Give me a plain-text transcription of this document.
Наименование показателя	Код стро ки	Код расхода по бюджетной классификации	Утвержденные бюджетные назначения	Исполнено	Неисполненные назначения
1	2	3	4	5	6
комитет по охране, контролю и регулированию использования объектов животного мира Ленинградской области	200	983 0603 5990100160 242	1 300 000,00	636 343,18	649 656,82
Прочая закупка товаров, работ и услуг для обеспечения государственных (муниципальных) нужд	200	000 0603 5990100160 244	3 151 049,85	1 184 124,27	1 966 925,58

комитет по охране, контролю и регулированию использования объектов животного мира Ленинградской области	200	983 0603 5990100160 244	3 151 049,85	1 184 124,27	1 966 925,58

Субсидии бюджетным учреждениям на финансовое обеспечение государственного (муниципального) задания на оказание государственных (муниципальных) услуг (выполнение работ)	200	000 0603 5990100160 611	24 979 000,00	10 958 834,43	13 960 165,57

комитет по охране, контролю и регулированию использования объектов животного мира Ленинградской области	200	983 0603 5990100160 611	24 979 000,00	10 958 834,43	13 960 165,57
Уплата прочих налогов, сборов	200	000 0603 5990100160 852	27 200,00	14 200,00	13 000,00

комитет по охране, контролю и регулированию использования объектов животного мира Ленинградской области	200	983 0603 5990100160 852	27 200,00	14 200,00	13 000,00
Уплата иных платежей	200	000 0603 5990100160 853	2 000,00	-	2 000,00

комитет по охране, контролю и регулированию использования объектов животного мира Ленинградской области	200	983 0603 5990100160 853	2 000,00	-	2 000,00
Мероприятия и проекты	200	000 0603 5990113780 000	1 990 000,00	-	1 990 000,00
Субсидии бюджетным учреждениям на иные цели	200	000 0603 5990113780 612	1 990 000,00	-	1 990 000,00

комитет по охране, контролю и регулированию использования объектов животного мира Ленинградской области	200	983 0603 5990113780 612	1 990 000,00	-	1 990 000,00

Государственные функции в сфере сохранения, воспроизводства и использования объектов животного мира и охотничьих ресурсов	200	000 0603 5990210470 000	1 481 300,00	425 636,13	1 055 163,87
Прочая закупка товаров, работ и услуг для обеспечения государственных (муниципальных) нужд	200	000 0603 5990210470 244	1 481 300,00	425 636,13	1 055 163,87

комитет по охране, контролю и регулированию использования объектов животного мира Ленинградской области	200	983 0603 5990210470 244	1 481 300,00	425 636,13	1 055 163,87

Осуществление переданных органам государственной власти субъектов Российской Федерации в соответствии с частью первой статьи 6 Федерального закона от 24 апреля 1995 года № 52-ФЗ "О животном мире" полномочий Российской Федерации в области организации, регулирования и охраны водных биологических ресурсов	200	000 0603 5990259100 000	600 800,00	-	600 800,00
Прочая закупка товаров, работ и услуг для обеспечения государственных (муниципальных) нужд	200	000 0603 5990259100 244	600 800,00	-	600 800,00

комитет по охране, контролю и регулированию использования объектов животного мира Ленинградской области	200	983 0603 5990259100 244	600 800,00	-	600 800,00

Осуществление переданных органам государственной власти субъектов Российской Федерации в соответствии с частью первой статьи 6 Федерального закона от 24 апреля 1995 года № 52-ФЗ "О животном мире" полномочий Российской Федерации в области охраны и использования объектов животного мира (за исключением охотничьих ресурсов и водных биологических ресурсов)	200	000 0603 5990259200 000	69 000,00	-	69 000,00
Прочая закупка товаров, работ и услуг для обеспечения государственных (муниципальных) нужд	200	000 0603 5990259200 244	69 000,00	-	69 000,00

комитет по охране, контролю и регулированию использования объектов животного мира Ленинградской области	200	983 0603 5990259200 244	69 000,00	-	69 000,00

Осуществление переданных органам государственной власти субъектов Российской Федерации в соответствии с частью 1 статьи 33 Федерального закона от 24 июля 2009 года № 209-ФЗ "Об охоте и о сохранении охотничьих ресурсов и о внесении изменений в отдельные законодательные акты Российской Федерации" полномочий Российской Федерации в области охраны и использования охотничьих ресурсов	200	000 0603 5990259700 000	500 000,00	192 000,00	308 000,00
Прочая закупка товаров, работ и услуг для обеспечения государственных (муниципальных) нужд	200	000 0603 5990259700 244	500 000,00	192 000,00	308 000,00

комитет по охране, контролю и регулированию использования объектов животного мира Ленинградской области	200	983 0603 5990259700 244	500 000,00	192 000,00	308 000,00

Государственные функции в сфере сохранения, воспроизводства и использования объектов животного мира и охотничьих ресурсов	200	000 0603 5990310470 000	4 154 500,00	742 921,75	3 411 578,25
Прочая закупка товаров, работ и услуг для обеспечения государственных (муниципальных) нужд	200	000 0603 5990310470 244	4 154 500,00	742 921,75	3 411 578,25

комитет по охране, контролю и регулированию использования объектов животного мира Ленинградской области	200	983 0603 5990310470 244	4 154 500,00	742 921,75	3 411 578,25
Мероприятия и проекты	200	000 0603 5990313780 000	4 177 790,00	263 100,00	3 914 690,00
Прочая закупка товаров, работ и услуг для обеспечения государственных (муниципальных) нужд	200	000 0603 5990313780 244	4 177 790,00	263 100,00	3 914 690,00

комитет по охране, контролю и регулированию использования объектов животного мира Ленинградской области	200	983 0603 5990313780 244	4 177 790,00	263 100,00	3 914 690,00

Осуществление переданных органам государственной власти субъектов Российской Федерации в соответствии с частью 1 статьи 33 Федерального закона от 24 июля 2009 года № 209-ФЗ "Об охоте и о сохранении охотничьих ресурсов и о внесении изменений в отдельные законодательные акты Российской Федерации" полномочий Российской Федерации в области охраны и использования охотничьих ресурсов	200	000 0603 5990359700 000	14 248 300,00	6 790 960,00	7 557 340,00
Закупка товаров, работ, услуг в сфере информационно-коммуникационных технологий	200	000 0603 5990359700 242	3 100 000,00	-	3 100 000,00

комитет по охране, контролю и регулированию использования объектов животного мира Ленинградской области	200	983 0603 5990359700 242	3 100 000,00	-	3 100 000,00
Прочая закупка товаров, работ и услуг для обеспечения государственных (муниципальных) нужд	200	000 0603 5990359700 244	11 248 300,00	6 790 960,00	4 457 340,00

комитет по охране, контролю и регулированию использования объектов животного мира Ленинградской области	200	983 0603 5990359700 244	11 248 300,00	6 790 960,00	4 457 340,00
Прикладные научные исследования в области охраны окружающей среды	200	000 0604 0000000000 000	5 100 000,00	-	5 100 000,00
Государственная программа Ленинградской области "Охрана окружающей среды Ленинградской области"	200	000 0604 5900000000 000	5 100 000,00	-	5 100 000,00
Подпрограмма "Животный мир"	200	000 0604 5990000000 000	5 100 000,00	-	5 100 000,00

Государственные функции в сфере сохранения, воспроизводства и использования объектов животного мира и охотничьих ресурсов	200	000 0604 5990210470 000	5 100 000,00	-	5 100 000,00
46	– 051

**Task objective:** Pick out the lines above containing the word "первой", then copy them.

**Expected answer:**
Осуществление переданных органам государственной власти субъектов Российской Федерации в соответствии с частью первой статьи 6 Федерального закона от 24 апреля 1995 года № 52-ФЗ "О животном мире" полномочий Российской Федерации в области организации, регулирования и охраны водных биологических ресурсов	200	000 0603 5990259100 000	600 800,00	-	600 800,00
Осуществление переданных органам государственной власти субъектов Российской Федерации в соответствии с частью первой статьи 6 Федерального закона от 24 апреля 1995 года № 52-ФЗ "О животном мире" полномочий Российской Федерации в области охраны и использования объектов животного мира (за исключением охотничьих ресурсов и водных биологических ресурсов)	200	000 0603 5990259200 000	69 000,00	-	69 000,00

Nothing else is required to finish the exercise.